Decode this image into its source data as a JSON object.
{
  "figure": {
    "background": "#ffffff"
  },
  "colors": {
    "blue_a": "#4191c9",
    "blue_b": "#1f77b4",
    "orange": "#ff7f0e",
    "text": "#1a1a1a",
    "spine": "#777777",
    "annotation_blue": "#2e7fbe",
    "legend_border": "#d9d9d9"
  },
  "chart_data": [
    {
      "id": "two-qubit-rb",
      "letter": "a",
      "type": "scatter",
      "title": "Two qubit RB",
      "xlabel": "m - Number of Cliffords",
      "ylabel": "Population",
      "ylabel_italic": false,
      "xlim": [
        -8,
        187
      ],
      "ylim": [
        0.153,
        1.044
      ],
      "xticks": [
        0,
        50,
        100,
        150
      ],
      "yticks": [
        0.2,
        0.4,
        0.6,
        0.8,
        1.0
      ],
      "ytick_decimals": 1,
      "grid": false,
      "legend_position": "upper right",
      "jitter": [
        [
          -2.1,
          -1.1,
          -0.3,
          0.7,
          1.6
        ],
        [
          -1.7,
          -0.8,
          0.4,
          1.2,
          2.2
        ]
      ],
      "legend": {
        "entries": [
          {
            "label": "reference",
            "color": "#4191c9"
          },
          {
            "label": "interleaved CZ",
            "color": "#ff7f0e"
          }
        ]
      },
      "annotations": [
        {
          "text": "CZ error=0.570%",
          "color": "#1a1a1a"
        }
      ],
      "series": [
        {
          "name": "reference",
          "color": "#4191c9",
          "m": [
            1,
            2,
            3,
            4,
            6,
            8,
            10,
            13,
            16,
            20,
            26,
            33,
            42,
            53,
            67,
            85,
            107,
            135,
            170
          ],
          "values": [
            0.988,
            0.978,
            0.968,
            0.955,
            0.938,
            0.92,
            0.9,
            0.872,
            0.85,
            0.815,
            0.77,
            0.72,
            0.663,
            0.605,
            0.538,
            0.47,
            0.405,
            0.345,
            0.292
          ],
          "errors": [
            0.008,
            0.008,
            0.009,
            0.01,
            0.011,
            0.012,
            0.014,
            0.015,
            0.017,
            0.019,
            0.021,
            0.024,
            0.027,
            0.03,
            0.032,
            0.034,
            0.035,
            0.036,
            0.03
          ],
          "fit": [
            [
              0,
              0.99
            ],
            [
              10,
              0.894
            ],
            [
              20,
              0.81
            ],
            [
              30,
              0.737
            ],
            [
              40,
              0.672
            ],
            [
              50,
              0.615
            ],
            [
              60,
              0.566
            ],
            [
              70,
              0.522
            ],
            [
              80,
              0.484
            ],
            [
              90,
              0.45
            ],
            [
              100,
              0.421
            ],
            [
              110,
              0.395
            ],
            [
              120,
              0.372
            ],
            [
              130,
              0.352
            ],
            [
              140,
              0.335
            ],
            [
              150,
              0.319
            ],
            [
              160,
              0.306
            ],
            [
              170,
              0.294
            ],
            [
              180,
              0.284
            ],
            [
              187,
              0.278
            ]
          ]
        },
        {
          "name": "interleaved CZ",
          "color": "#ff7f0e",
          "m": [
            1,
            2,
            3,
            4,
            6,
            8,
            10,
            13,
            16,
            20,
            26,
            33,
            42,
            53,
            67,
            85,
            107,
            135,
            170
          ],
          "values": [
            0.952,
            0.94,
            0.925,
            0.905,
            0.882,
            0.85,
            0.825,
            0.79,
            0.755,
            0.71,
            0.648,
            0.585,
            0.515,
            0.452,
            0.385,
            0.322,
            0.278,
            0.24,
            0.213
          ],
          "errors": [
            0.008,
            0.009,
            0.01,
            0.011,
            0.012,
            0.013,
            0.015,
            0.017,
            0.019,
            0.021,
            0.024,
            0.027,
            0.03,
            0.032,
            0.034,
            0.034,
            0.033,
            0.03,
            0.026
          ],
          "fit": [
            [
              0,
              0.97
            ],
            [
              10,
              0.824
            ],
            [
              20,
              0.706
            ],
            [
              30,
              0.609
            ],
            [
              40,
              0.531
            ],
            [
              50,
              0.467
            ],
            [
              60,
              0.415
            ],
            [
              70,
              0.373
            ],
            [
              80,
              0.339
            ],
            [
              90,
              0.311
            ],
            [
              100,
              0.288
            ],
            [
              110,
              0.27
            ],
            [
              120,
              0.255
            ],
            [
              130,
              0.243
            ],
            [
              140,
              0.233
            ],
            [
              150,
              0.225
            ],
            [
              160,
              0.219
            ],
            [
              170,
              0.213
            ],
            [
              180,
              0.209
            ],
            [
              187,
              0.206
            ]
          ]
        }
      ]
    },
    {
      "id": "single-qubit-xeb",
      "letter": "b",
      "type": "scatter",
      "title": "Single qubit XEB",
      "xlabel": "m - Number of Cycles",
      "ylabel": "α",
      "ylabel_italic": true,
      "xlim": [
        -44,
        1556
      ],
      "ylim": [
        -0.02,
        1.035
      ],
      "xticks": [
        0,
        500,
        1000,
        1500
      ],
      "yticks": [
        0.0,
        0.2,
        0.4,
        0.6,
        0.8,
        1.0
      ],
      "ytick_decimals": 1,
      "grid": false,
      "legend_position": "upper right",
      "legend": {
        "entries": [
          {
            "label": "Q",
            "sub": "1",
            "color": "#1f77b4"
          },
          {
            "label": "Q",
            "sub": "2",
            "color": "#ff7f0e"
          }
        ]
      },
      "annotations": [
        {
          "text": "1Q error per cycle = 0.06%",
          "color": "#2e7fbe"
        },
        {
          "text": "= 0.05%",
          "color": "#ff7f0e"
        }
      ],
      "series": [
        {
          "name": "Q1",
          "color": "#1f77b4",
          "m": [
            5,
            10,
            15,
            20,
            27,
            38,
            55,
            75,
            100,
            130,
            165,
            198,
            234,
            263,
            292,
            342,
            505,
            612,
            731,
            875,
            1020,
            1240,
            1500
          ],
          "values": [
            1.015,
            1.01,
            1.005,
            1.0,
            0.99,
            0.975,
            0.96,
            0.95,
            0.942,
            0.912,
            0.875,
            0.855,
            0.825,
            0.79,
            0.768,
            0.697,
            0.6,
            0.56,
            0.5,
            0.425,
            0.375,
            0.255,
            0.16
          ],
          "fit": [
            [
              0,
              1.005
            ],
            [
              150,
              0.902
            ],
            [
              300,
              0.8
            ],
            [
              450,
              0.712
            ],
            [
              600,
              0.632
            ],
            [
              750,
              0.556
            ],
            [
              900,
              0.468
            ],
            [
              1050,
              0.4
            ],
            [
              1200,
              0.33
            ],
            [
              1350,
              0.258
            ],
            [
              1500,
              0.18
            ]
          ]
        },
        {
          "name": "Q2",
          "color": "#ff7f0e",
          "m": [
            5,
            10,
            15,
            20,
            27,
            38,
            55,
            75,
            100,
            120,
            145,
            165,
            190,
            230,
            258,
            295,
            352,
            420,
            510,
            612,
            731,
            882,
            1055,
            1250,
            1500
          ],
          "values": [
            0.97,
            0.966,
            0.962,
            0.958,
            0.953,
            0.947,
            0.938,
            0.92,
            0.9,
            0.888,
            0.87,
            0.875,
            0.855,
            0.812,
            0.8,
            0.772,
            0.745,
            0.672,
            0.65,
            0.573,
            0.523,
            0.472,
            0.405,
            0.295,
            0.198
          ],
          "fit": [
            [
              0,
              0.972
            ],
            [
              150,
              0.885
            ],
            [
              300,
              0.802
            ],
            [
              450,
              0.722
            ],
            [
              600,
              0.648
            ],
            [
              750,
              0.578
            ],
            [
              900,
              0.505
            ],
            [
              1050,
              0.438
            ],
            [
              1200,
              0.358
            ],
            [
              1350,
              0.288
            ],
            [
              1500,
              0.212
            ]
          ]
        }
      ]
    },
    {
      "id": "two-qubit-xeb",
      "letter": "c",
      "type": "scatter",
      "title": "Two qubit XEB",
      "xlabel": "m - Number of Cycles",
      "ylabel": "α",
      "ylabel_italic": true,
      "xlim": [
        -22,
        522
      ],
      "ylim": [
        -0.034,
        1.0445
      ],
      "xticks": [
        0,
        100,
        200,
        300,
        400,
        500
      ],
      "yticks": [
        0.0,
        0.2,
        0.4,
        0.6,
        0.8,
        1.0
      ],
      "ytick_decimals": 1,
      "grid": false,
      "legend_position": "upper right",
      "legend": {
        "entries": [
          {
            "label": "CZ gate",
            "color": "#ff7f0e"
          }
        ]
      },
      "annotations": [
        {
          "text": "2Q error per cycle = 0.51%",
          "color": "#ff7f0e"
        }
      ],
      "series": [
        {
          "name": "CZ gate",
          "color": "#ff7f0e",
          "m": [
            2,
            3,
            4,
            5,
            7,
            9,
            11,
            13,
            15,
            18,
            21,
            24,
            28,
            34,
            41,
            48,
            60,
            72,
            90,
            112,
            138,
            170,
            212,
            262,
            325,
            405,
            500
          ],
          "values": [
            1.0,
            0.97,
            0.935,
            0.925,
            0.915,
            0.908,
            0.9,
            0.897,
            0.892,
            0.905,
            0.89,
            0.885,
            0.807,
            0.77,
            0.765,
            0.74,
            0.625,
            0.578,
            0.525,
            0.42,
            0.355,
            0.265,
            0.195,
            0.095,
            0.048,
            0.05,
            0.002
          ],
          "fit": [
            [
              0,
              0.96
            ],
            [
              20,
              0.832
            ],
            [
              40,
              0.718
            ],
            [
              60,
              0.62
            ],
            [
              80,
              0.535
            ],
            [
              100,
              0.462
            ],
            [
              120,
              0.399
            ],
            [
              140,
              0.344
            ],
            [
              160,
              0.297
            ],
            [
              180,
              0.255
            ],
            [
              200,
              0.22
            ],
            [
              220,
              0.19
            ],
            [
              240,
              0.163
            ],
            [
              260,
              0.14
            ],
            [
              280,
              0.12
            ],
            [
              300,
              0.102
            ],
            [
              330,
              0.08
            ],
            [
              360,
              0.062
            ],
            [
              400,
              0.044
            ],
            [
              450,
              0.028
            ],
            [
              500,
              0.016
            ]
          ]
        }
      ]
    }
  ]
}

▸ Requirement:
Identify and extract each line of the listing that contains "title".

▸ Expected answer:
      "title": "Two qubit RB",
      "title": "Single qubit XEB",
      "title": "Two qubit XEB",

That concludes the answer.